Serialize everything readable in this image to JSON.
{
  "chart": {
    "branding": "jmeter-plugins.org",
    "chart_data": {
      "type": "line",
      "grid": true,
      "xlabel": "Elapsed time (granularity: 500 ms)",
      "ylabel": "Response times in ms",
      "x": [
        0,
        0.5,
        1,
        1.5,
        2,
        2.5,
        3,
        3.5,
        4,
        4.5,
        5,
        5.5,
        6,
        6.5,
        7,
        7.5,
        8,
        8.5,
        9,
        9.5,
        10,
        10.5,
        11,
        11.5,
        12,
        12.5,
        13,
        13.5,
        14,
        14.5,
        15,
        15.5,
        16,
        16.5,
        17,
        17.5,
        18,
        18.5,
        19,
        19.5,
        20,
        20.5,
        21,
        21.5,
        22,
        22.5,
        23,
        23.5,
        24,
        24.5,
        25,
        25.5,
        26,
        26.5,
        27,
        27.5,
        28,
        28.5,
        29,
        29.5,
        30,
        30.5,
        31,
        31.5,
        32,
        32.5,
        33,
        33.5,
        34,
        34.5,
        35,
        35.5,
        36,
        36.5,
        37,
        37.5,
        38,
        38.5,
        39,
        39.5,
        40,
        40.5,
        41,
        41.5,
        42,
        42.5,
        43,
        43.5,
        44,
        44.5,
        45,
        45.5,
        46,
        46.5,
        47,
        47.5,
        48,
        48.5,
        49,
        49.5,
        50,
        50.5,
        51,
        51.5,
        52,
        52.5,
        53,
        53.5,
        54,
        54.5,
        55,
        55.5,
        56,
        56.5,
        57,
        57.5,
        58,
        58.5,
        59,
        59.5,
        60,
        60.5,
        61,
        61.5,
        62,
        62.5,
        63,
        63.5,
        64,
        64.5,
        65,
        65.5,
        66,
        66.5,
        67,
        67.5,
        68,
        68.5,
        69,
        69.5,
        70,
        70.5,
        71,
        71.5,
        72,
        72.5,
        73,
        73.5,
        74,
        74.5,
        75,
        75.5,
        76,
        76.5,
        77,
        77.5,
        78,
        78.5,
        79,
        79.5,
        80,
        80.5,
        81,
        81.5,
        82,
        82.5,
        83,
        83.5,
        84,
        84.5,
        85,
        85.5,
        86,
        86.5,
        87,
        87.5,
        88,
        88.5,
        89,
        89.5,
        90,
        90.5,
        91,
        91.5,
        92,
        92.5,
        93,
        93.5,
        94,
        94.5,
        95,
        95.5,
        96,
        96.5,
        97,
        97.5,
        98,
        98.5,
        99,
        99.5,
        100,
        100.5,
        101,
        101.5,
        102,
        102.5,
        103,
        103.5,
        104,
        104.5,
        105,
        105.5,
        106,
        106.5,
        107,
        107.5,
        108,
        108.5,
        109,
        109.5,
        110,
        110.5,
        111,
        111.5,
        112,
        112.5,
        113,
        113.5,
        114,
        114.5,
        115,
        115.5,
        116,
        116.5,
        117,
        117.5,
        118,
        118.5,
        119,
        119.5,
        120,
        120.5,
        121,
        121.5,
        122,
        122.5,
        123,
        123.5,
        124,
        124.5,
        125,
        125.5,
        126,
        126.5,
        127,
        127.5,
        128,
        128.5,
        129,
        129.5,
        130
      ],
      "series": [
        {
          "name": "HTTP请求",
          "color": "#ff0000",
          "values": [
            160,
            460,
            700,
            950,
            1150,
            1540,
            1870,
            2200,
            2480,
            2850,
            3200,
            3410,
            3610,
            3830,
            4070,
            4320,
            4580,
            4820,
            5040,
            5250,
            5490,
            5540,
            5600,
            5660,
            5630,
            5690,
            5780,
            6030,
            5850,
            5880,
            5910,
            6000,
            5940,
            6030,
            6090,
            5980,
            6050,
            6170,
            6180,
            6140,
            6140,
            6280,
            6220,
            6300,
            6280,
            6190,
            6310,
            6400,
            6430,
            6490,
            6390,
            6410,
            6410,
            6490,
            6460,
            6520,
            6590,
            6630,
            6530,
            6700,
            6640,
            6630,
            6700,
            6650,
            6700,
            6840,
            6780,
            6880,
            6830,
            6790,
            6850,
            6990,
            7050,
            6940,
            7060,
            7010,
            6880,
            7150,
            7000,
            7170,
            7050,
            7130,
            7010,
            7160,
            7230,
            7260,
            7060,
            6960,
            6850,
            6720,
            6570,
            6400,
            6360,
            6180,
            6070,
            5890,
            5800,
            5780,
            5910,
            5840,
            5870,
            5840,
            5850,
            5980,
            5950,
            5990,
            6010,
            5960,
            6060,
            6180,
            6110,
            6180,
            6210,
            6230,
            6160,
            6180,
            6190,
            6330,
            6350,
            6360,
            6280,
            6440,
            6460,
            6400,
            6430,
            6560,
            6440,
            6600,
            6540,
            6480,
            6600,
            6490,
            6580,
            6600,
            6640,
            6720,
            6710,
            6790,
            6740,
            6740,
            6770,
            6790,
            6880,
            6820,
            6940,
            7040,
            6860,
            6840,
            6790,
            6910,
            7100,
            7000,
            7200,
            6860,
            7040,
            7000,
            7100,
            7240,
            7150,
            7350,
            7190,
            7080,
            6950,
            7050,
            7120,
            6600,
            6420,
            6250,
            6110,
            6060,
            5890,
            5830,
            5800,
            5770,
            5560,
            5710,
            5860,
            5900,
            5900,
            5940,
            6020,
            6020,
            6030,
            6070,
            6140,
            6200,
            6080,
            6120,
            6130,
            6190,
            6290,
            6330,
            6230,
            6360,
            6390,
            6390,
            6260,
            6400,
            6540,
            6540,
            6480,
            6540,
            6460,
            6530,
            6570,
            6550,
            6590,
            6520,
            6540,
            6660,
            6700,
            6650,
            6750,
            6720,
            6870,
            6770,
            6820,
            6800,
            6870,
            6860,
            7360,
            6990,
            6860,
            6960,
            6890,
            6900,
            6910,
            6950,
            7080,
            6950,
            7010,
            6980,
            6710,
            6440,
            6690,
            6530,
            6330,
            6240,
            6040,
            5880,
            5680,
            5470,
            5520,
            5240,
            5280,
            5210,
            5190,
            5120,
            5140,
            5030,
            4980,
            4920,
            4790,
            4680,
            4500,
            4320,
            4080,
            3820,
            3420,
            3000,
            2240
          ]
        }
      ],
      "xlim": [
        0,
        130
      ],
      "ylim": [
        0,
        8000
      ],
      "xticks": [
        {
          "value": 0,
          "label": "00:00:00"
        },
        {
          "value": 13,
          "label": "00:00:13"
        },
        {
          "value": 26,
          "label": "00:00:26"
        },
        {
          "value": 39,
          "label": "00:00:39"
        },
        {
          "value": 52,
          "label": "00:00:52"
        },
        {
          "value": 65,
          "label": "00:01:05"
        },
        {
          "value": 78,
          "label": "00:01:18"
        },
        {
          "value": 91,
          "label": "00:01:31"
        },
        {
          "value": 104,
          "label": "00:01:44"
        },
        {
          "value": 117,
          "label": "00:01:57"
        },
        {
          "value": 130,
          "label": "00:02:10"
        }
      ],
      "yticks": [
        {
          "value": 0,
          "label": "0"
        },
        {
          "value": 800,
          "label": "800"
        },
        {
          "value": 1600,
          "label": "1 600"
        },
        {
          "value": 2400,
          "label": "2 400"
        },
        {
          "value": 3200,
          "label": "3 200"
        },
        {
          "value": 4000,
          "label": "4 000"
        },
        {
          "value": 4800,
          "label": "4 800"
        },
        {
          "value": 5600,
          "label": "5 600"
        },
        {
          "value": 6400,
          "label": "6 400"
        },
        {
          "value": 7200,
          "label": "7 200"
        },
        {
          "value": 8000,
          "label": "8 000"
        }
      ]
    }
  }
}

—————

• _GIVEN EXERCISE_:
Retype the records above exactly.

• _ANSWER BELOW_:
Serialize everything readable in this image to JSON.
{
  "chart": {
    "branding": "jmeter-plugins.org",
    "chart_data": {
      "type": "line",
      "grid": true,
      "xlabel": "Elapsed time (granularity: 500 ms)",
      "ylabel": "Response times in ms",
      "x": [
        0,
        0.5,
        1,
        1.5,
        2,
        2.5,
        3,
        3.5,
        4,
        4.5,
        5,
        5.5,
        6,
        6.5,
        7,
        7.5,
        8,
        8.5,
        9,
        9.5,
        10,
        10.5,
        11,
        11.5,
        12,
        12.5,
        13,
        13.5,
        14,
        14.5,
        15,
        15.5,
        16,
        16.5,
        17,
        17.5,
        18,
        18.5,
        19,
        19.5,
        20,
        20.5,
        21,
        21.5,
        22,
        22.5,
        23,
        23.5,
        24,
        24.5,
        25,
        25.5,
        26,
        26.5,
        27,
        27.5,
        28,
        28.5,
        29,
        29.5,
        30,
        30.5,
        31,
        31.5,
        32,
        32.5,
        33,
        33.5,
        34,
        34.5,
        35,
        35.5,
        36,
        36.5,
        37,
        37.5,
        38,
        38.5,
        39,
        39.5,
        40,
        40.5,
        41,
        41.5,
        42,
        42.5,
        43,
        43.5,
        44,
        44.5,
        45,
        45.5,
        46,
        46.5,
        47,
        47.5,
        48,
        48.5,
        49,
        49.5,
        50,
        50.5,
        51,
        51.5,
        52,
        52.5,
        53,
        53.5,
        54,
        54.5,
        55,
        55.5,
        56,
        56.5,
        57,
        57.5,
        58,
        58.5,
        59,
        59.5,
        60,
        60.5,
        61,
        61.5,
        62,
        62.5,
        63,
        63.5,
        64,
        64.5,
        65,
        65.5,
        66,
        66.5,
        67,
        67.5,
        68,
        68.5,
        69,
        69.5,
        70,
        70.5,
        71,
        71.5,
        72,
        72.5,
        73,
        73.5,
        74,
        74.5,
        75,
        75.5,
        76,
        76.5,
        77,
        77.5,
        78,
        78.5,
        79,
        79.5,
        80,
        80.5,
        81,
        81.5,
        82,
        82.5,
        83,
        83.5,
        84,
        84.5,
        85,
        85.5,
        86,
        86.5,
        87,
        87.5,
        88,
        88.5,
        89,
        89.5,
        90,
        90.5,
        91,
        91.5,
        92,
        92.5,
        93,
        93.5,
        94,
        94.5,
        95,
        95.5,
        96,
        96.5,
        97,
        97.5,
        98,
        98.5,
        99,
        99.5,
        100,
        100.5,
        101,
        101.5,
        102,
        102.5,
        103,
        103.5,
        104,
        104.5,
        105,
        105.5,
        106,
        106.5,
        107,
        107.5,
        108,
        108.5,
        109,
        109.5,
        110,
        110.5,
        111,
        111.5,
        112,
        112.5,
        113,
        113.5,
        114,
        114.5,
        115,
        115.5,
        116,
        116.5,
        117,
        117.5,
        118,
        118.5,
        119,
        119.5,
        120,
        120.5,
        121,
        121.5,
        122,
        122.5,
        123,
        123.5,
        124,
        124.5,
        125,
        125.5,
        126,
        126.5,
        127,
        127.5,
        128,
        128.5,
        129,
        129.5,
        130
      ],
      "series": [
        {
          "name": "HTTP请求",
          "color": "#ff0000",
          "values": [
            160,
            460,
            700,
            950,
            1150,
            1540,
            1870,
            2200,
            2480,
            2850,
            3200,
            3410,
            3610,
            3830,
            4070,
            4320,
            4580,
            4820,
            5040,
            5250,
            5490,
            5540,
            5600,
            5660,
            5630,
            5690,
            5780,
            6030,
            5850,
            5880,
            5910,
            6000,
            5940,
            6030,
            6090,
            5980,
            6050,
            6170,
            6180,
            6140,
            6140,
            6280,
            6220,
            6300,
            6280,
            6190,
            6310,
            6400,
            6430,
            6490,
            6390,
            6410,
            6410,
            6490,
            6460,
            6520,
            6590,
            6630,
            6530,
            6700,
            6640,
            6630,
            6700,
            6650,
            6700,
            6840,
            6780,
            6880,
            6830,
            6790,
            6850,
            6990,
            7050,
            6940,
            7060,
            7010,
            6880,
            7150,
            7000,
            7170,
            7050,
            7130,
            7010,
            7160,
            7230,
            7260,
            7060,
            6960,
            6850,
            6720,
            6570,
            6400,
            6360,
            6180,
            6070,
            5890,
            5800,
            5780,
            5910,
            5840,
            5870,
            5840,
            5850,
            5980,
            5950,
            5990,
            6010,
            5960,
            6060,
            6180,
            6110,
            6180,
            6210,
            6230,
            6160,
            6180,
            6190,
            6330,
            6350,
            6360,
            6280,
            6440,
            6460,
            6400,
            6430,
            6560,
            6440,
            6600,
            6540,
            6480,
            6600,
            6490,
            6580,
            6600,
            6640,
            6720,
            6710,
            6790,
            6740,
            6740,
            6770,
            6790,
            6880,
            6820,
            6940,
            7040,
            6860,
            6840,
            6790,
            6910,
            7100,
            7000,
            7200,
            6860,
            7040,
            7000,
            7100,
            7240,
            7150,
            7350,
            7190,
            7080,
            6950,
            7050,
            7120,
            6600,
            6420,
            6250,
            6110,
            6060,
            5890,
            5830,
            5800,
            5770,
            5560,
            5710,
            5860,
            5900,
            5900,
            5940,
            6020,
            6020,
            6030,
            6070,
            6140,
            6200,
            6080,
            6120,
            6130,
            6190,
            6290,
            6330,
            6230,
            6360,
            6390,
            6390,
            6260,
            6400,
            6540,
            6540,
            6480,
            6540,
            6460,
            6530,
            6570,
            6550,
            6590,
            6520,
            6540,
            6660,
            6700,
            6650,
            6750,
            6720,
            6870,
            6770,
            6820,
            6800,
            6870,
            6860,
            7360,
            6990,
            6860,
            6960,
            6890,
            6900,
            6910,
            6950,
            7080,
            6950,
            7010,
            6980,
            6710,
            6440,
            6690,
            6530,
            6330,
            6240,
            6040,
            5880,
            5680,
            5470,
            5520,
            5240,
            5280,
            5210,
            5190,
            5120,
            5140,
            5030,
            4980,
            4920,
            4790,
            4680,
            4500,
            4320,
            4080,
            3820,
            3420,
            3000,
            2240
          ]
        }
      ],
      "xlim": [
        0,
        130
      ],
      "ylim": [
        0,
        8000
      ],
      "xticks": [
        {
          "value": 0,
          "label": "00:00:00"
        },
        {
          "value": 13,
          "label": "00:00:13"
        },
        {
          "value": 26,
          "label": "00:00:26"
        },
        {
          "value": 39,
          "label": "00:00:39"
        },
        {
          "value": 52,
          "label": "00:00:52"
        },
        {
          "value": 65,
          "label": "00:01:05"
        },
        {
          "value": 78,
          "label": "00:01:18"
        },
        {
          "value": 91,
          "label": "00:01:31"
        },
        {
          "value": 104,
          "label": "00:01:44"
        },
        {
          "value": 117,
          "label": "00:01:57"
        },
        {
          "value": 130,
          "label": "00:02:10"
        }
      ],
      "yticks": [
        {
          "value": 0,
          "label": "0"
        },
        {
          "value": 800,
          "label": "800"
        },
        {
          "value": 1600,
          "label": "1 600"
        },
        {
          "value": 2400,
          "label": "2 400"
        },
        {
          "value": 3200,
          "label": "3 200"
        },
        {
          "value": 4000,
          "label": "4 000"
        },
        {
          "value": 4800,
          "label": "4 800"
        },
        {
          "value": 5600,
          "label": "5 600"
        },
        {
          "value": 6400,
          "label": "6 400"
        },
        {
          "value": 7200,
          "label": "7 200"
        },
        {
          "value": 8000,
          "label": "8 000"
        }
      ]
    }
  }
}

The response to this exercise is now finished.